Brief >> Reproduce each line of the listing below word for word, with no changes.

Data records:
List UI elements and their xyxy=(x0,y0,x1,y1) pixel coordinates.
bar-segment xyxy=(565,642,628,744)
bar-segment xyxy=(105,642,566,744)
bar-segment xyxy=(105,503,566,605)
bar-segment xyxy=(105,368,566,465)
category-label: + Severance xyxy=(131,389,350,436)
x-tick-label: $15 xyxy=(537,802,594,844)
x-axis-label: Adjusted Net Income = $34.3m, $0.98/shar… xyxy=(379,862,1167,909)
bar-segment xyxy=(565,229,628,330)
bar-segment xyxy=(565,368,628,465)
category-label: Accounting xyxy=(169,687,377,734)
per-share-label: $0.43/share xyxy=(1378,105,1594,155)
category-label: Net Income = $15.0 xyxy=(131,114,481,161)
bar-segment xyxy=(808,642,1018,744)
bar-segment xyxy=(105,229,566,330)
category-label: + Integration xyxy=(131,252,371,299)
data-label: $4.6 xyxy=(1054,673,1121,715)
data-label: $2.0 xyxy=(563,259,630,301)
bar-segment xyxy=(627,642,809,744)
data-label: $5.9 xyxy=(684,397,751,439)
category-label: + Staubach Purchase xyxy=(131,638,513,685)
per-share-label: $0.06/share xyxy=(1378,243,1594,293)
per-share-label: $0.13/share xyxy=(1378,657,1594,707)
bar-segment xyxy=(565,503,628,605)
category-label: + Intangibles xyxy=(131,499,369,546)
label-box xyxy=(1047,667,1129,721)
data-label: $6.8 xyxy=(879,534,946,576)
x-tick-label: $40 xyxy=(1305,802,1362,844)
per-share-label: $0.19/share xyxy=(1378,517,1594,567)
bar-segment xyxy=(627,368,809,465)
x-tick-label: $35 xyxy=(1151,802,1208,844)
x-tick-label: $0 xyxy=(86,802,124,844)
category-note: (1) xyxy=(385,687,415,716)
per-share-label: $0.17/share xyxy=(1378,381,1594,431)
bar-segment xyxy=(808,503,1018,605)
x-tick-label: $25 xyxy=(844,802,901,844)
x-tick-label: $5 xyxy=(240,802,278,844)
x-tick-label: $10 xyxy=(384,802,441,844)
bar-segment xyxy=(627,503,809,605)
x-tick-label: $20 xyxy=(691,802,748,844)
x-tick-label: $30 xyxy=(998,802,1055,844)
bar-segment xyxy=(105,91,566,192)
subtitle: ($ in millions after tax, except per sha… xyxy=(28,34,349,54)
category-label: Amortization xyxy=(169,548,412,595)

The solution >>
List UI elements and their xyxy=(x0,y0,x1,y1) pixel coordinates.
bar-segment xyxy=(565,642,628,744)
bar-segment xyxy=(105,642,566,744)
bar-segment xyxy=(105,503,566,605)
bar-segment xyxy=(105,368,566,465)
category-label: + Severance xyxy=(131,389,350,436)
x-tick-label: $15 xyxy=(537,802,594,844)
x-axis-label: Adjusted Net Income = $34.3m, $0.98/shar… xyxy=(379,862,1167,909)
bar-segment xyxy=(565,229,628,330)
bar-segment xyxy=(565,368,628,465)
category-label: Accounting xyxy=(169,687,377,734)
per-share-label: $0.43/share xyxy=(1378,105,1594,155)
category-label: Net Income = $15.0 xyxy=(131,114,481,161)
bar-segment xyxy=(808,642,1018,744)
bar-segment xyxy=(105,229,566,330)
category-label: + Integration xyxy=(131,252,371,299)
data-label: $4.6 xyxy=(1054,673,1121,715)
data-label: $2.0 xyxy=(563,259,630,301)
bar-segment xyxy=(627,642,809,744)
data-label: $5.9 xyxy=(684,397,751,439)
category-label: + Staubach Purchase xyxy=(131,638,513,685)
per-share-label: $0.06/share xyxy=(1378,243,1594,293)
per-share-label: $0.13/share xyxy=(1378,657,1594,707)
bar-segment xyxy=(565,503,628,605)
category-label: + Intangibles xyxy=(131,499,369,546)
label-box xyxy=(1047,667,1129,721)
data-label: $6.8 xyxy=(879,534,946,576)
x-tick-label: $40 xyxy=(1305,802,1362,844)
per-share-label: $0.19/share xyxy=(1378,517,1594,567)
bar-segment xyxy=(627,368,809,465)
x-tick-label: $35 xyxy=(1151,802,1208,844)
x-tick-label: $0 xyxy=(86,802,124,844)
category-note: (1) xyxy=(385,687,415,716)
per-share-label: $0.17/share xyxy=(1378,381,1594,431)
bar-segment xyxy=(808,503,1018,605)
x-tick-label: $25 xyxy=(844,802,901,844)
x-tick-label: $5 xyxy=(240,802,278,844)
x-tick-label: $10 xyxy=(384,802,441,844)
bar-segment xyxy=(627,503,809,605)
x-tick-label: $20 xyxy=(691,802,748,844)
x-tick-label: $30 xyxy=(998,802,1055,844)
bar-segment xyxy=(105,91,566,192)
subtitle: ($ in millions after tax, except per sha… xyxy=(28,34,349,54)
category-label: Amortization xyxy=(169,548,412,595)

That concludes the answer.